→ **Stated task**:
Among the lines of these entries, how many hold the word "cream"? State only the number.

════════

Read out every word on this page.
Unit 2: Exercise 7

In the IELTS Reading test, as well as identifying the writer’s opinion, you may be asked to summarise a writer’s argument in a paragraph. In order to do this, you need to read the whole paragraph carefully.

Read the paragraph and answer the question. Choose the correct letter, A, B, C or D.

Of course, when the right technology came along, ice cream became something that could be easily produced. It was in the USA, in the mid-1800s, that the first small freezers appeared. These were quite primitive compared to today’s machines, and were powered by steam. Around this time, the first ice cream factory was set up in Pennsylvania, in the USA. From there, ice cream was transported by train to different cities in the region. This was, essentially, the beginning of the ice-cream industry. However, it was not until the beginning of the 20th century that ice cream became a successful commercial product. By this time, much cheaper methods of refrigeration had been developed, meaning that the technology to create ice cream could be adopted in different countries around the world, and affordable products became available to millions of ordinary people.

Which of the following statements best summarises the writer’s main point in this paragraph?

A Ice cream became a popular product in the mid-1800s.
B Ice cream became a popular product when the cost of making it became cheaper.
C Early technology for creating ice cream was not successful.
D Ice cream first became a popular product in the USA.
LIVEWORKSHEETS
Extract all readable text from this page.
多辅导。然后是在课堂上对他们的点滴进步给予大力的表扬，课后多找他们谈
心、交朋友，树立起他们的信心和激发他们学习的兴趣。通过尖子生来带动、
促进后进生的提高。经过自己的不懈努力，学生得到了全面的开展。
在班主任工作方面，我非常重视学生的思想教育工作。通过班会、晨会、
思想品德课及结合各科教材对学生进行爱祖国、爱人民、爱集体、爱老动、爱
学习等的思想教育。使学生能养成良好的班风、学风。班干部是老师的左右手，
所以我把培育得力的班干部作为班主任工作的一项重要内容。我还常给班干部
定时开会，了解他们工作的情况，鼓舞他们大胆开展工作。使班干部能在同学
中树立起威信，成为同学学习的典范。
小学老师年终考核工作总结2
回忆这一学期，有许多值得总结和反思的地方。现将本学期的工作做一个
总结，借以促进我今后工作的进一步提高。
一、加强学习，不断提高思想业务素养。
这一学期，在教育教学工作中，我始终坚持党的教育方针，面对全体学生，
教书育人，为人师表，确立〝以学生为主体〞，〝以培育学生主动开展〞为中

════════

→ **Exercise answer**:
5